_Aim_
Find every line in the records below that contains the word "grid", and copy each such line.

_Task material_
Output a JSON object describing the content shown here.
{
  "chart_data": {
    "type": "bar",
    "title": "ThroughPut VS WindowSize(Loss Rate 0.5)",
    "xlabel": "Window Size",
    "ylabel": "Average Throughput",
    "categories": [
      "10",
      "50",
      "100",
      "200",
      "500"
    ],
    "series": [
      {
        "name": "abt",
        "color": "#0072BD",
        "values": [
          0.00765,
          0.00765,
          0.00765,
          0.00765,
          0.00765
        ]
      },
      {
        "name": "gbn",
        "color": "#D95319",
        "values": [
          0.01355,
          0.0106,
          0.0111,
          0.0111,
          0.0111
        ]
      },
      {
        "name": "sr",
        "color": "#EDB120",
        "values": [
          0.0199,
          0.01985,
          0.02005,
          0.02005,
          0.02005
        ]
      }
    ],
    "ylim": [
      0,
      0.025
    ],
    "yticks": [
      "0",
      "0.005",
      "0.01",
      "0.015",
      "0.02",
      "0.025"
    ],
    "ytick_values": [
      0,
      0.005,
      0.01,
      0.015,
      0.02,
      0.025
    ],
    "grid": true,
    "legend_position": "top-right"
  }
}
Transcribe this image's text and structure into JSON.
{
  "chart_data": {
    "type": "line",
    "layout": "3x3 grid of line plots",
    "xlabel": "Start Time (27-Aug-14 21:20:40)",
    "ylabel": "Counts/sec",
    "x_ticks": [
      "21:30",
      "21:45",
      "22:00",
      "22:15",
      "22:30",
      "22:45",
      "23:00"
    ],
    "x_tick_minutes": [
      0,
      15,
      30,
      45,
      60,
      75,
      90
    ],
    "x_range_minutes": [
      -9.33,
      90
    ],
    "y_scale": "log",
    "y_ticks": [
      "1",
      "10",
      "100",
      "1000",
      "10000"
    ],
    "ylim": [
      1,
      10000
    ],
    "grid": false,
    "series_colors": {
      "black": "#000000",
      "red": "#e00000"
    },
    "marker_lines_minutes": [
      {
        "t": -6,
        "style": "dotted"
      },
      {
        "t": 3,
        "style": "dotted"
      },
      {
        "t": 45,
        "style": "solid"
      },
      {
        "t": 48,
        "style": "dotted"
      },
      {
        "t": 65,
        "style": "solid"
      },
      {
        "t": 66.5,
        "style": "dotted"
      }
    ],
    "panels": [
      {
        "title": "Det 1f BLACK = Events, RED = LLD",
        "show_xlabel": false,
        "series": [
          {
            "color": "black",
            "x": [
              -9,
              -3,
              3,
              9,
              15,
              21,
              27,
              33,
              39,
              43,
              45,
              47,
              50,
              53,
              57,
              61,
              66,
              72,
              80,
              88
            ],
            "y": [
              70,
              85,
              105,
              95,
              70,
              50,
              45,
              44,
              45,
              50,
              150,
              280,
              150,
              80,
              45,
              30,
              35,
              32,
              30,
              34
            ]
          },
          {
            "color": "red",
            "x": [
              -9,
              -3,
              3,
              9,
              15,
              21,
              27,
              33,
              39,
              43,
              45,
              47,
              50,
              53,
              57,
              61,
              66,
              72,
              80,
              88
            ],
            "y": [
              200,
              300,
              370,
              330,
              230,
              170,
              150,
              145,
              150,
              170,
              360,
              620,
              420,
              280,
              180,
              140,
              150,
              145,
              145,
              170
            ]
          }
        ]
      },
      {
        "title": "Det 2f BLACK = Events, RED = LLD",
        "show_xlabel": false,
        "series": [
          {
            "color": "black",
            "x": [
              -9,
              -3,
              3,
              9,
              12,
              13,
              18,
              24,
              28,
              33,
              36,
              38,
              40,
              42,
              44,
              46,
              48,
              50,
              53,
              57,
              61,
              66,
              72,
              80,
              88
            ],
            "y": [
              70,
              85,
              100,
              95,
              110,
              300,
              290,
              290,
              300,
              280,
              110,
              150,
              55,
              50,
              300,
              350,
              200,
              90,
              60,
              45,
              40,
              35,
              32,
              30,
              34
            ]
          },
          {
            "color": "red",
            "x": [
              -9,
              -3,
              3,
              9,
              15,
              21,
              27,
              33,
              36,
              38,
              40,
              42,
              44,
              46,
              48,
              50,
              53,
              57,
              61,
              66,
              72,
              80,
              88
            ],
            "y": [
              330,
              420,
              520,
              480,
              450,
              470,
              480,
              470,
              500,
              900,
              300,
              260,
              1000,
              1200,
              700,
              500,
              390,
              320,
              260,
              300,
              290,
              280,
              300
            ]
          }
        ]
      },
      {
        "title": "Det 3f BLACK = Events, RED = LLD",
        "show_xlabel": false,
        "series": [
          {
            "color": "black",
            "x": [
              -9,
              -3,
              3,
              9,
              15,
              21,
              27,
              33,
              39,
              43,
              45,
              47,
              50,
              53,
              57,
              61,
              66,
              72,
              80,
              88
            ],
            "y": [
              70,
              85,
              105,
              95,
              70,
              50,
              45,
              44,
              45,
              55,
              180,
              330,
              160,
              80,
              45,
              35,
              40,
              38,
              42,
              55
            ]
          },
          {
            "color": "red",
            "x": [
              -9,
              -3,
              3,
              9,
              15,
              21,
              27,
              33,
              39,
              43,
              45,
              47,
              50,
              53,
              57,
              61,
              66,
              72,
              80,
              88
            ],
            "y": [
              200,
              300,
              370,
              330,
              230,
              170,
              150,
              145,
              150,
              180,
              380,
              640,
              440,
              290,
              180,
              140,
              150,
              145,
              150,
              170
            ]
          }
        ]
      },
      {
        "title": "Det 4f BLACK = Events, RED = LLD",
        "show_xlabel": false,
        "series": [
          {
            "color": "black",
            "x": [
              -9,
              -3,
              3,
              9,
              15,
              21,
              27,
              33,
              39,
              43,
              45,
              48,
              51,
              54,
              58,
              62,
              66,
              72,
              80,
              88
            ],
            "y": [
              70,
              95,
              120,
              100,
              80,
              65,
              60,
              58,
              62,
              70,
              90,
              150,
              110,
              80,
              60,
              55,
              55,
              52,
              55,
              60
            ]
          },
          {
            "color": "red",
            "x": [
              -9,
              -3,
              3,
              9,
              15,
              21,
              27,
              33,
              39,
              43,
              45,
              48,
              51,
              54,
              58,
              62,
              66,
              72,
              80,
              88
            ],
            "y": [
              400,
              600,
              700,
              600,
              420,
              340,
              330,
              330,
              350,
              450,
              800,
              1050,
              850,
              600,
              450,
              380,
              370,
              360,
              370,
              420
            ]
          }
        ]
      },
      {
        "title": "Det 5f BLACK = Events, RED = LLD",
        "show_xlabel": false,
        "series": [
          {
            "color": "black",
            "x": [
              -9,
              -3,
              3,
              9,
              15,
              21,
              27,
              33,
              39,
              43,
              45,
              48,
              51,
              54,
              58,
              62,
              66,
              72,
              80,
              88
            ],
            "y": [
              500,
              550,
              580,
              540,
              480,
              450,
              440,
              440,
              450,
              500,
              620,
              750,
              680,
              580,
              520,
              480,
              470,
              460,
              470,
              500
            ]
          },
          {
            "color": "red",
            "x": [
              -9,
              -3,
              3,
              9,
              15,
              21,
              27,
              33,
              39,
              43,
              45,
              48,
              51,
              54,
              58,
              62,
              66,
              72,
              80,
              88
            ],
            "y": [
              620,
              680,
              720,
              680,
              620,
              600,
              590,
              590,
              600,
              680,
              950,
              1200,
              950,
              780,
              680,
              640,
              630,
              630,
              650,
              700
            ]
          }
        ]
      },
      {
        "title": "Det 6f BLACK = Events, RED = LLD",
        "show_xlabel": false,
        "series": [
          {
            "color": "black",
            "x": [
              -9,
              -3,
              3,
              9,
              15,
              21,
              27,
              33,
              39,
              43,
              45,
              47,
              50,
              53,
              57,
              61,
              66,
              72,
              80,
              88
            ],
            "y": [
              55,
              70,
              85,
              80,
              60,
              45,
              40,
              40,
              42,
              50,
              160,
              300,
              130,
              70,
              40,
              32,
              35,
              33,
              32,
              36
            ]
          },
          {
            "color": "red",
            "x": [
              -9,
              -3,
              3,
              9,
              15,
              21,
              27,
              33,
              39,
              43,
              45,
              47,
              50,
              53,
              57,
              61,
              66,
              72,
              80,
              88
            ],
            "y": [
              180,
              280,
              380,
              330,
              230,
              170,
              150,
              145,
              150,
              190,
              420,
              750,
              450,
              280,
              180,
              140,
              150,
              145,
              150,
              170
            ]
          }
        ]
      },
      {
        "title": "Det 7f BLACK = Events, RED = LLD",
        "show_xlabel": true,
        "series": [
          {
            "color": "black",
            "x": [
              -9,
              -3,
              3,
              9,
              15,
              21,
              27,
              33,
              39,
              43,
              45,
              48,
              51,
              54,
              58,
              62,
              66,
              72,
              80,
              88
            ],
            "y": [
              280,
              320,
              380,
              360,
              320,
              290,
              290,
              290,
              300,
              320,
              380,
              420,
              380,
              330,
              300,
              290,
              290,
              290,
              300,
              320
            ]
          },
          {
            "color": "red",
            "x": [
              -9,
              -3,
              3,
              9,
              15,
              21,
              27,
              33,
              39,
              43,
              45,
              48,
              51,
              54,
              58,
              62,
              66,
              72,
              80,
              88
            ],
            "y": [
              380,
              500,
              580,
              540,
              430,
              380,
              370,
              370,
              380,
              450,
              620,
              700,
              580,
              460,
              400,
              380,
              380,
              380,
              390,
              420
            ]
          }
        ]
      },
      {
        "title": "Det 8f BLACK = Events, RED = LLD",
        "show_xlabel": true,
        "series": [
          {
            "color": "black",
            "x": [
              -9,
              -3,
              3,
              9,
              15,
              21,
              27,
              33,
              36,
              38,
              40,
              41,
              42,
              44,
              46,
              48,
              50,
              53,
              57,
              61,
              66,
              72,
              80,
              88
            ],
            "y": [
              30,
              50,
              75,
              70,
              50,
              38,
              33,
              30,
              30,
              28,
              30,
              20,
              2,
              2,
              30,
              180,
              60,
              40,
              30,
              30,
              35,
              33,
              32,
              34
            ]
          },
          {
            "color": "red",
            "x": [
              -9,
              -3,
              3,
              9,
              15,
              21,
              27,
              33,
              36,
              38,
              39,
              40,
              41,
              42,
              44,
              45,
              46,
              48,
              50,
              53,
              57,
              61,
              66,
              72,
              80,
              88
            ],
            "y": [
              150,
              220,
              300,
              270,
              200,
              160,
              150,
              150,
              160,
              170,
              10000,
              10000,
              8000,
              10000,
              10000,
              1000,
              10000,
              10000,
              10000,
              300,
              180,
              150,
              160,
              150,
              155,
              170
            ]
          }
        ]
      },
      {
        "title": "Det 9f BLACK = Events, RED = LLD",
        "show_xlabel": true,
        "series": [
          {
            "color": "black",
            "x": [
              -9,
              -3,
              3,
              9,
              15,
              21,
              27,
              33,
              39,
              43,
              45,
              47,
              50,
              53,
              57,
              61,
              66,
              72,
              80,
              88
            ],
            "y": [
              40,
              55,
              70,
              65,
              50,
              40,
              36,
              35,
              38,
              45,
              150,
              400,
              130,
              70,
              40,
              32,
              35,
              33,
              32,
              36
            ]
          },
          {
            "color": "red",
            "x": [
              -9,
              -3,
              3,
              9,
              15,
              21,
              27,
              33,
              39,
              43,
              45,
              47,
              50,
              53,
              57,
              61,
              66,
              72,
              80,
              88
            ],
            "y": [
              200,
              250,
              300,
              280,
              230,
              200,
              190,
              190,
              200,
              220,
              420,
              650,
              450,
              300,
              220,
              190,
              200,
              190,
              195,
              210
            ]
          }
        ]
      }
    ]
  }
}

_Exercise answer_
    "grid": true,
    "layout": "3x3 grid of line plots",
    "grid": false,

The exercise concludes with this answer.